• [Il problema]: Indica se le affermazioni (a), (b) e (c) concordano con il brano sulla tecnica chitarristica, rispondendo sì o no a ciascuna e citando alla lettera le parole del brano che decidono la risposta. (a) Il compito di dar vita ai suoni spetta alla mano sinistra. (b) Le strutture illustrate nelle Figure 1 e 2 venivano eseguite come semplici arpeggi. (c) L'aforisma sulla chitarra come piccola orchestra è di Tárrega.

##### Estratto del testo #####

Il complicato gioco strumentale chitarristico chiama in causa una mano sinistra che prepara i suoni e per la quale si può propriamente parlare di “danza della serva padrona” e una mano destra cui compete il delicato compito di dar vita ai suoni comunicando, con una raffinatissima tecnica espressiva, il pensiero filosofico ed estetico del compositore e dell’interprete, cosa per la quale merita a pieno titolo l’appellativo di “mano maestra”. Non ci si rifà qui all’antica chitarra spagnola, accompagnatrice di canzoni sacre e profane né alla chitarra francese ottocentesca, signora dei salotti dove nobili e borghesi amavano dilettarsi suonando controdanze, valzer, cacce, arie variate e rondò: alla mano destra di allora non si chiedeva che di pizzicare le corde dal basso verso l’alto avendo cura di imprimere loro una vibrazione energica ma non stridente per cavare dallo strumento la maggior sonorità possibile.
Le eventuali indicazioni dinamiche come crescendo e diminuendo si intendevano da applicare all’intero flusso musicale o, se mai, all’azione più energica del pollice, e pertanto l’esecuzione di strutture composte come quelle illustrate nelle Figure 1 e 2 venivano eseguite come semplici arpeggi dando vita ad un fascio sonoro di voci appiattite entro un medesimo e comune livello dinamico.
Solo a partire dalla seconda metà dell’Ottocento con il perfezionamento dello strumento cominciò a farsi strada l’idea di immaginare le sei corde come una tavolozza di singolari colori timbrici applicabili con grande giovamento espressivo alle pagine del nuovo e più impegnativo repertorio contrappuntistico. Tale idea, messa in atto inizialmente da Regondi, Tárrega e Llobet risulta definitivamente acquisita nel repertorio del novecento e suggellata finalmente con il ben noto aforisma di Andrés Segovia: “La chitarra è una piccola orchestra: ogni corda è un colore e una voce differente”.

##### Dati forniti #####

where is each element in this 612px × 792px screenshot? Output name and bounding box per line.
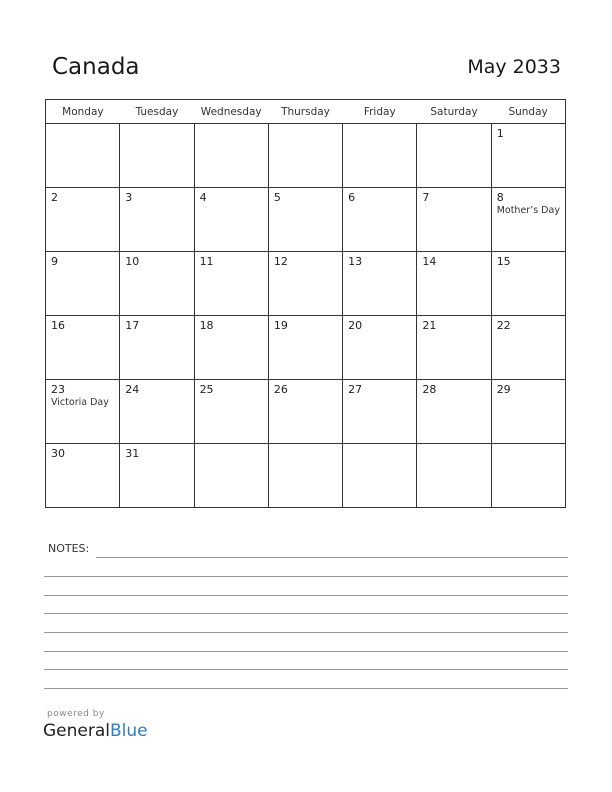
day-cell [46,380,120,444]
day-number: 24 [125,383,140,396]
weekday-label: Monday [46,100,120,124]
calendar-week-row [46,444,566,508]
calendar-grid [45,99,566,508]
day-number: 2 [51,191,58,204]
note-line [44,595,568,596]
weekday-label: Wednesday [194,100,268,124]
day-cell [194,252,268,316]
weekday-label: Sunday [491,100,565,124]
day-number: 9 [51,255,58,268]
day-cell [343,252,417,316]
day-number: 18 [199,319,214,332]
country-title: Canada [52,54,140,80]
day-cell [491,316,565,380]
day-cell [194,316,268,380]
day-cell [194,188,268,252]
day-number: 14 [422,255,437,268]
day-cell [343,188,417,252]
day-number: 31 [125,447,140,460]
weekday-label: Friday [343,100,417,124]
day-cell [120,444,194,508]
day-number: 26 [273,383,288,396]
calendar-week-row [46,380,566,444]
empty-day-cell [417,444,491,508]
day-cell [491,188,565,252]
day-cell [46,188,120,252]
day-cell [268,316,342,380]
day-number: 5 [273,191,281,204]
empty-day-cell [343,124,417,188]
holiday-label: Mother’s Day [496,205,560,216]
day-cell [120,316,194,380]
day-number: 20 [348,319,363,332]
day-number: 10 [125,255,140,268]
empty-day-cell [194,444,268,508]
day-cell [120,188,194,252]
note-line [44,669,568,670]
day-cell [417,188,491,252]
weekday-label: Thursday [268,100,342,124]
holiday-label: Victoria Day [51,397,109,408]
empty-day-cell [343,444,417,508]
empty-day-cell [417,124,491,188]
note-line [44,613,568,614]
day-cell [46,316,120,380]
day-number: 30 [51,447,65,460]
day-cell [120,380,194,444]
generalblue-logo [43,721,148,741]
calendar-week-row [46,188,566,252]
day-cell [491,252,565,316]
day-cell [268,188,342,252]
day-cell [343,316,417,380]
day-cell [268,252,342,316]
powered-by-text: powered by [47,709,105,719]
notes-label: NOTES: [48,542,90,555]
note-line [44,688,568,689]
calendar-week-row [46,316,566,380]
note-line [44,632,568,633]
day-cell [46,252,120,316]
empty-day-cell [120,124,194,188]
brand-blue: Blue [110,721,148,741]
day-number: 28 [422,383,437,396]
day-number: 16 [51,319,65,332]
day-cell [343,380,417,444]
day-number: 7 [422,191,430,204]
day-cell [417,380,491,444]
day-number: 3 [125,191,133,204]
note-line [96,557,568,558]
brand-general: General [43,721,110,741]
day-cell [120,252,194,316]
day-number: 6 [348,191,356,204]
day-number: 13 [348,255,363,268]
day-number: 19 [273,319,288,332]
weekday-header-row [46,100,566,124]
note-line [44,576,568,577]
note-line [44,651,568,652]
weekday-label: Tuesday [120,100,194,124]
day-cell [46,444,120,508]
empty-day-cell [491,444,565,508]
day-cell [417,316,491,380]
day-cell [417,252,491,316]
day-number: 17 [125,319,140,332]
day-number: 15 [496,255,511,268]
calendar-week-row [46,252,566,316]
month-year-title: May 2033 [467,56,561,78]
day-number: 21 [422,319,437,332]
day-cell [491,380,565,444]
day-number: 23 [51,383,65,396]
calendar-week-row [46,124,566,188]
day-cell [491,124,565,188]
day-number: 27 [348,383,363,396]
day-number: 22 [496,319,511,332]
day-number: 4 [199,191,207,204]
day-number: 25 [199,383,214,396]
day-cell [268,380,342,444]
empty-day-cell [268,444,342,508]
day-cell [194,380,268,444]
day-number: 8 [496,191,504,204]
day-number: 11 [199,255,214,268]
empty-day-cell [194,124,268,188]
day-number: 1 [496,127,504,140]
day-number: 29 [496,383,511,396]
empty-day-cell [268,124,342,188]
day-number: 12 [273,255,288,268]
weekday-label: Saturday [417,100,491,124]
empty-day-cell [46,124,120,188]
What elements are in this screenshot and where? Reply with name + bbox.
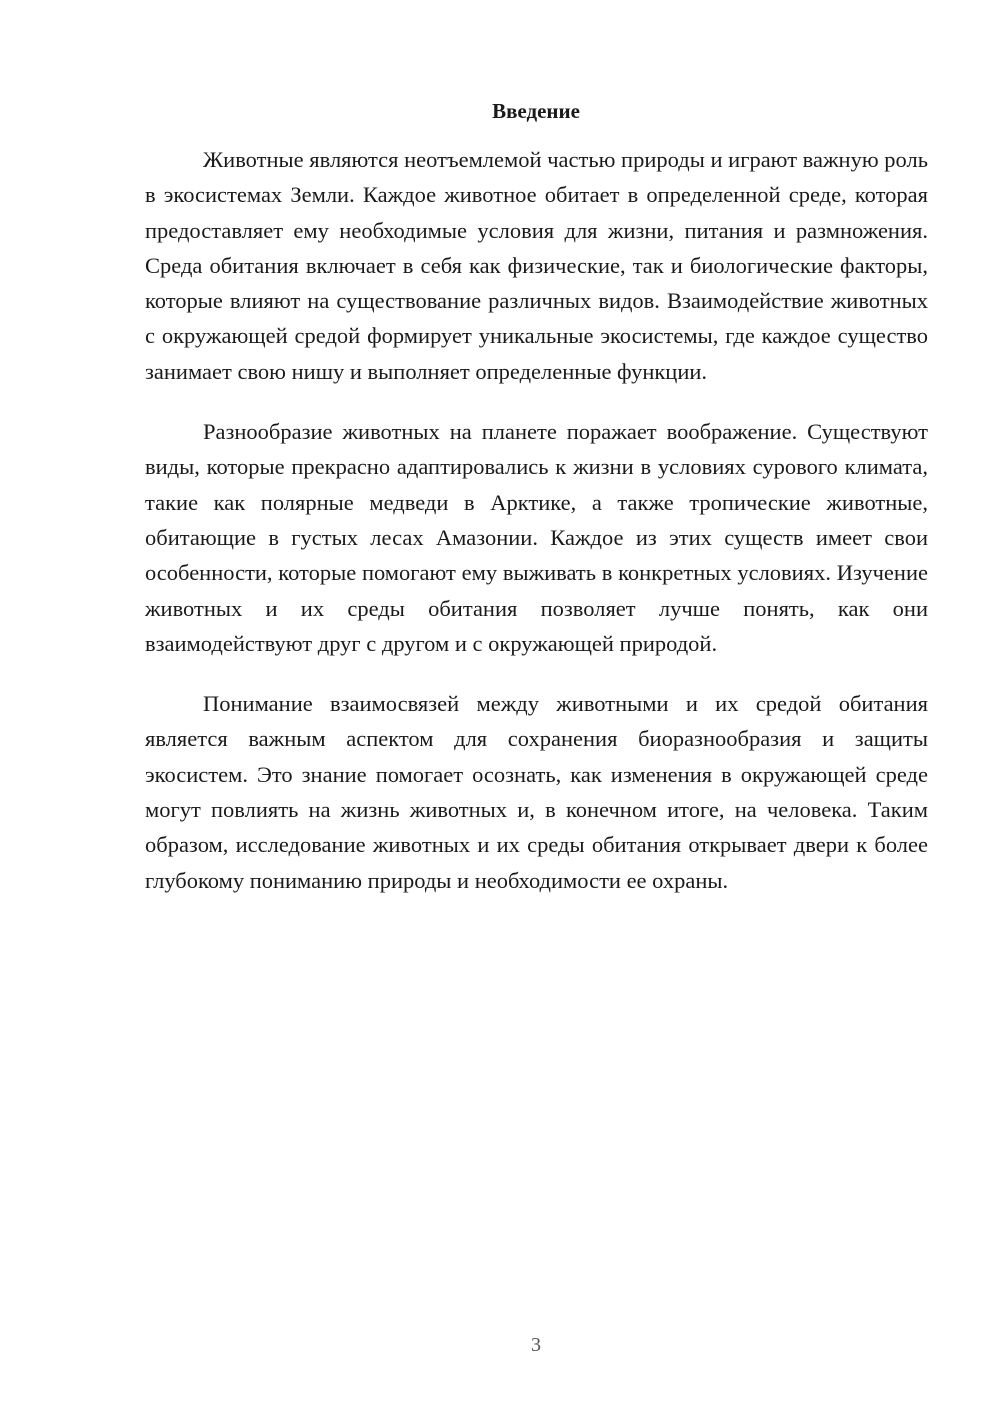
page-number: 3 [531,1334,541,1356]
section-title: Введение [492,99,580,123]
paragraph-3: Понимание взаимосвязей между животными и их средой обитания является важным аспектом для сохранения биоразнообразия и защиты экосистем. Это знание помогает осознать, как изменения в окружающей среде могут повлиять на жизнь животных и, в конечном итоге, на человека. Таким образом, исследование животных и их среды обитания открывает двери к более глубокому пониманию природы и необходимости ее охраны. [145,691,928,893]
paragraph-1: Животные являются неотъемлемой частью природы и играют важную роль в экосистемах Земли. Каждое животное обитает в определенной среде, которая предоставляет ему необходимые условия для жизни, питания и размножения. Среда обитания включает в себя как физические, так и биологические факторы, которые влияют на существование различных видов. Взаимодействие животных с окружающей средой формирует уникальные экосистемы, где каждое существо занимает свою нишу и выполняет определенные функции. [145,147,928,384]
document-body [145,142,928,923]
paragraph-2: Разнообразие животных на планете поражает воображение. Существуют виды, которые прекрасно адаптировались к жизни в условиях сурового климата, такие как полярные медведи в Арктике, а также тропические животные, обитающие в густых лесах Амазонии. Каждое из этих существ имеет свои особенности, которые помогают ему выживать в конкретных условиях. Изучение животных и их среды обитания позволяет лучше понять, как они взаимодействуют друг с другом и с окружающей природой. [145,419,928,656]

#####

• [Compito svolto]:
(a) No: «una mano destra cui compete il delicato compito di dar vita ai suoni».
(b) Sì: «venivano eseguite come semplici arpeggi».
(c) No: «suggellata finalmente con il ben noto aforisma di Andrés Segovia».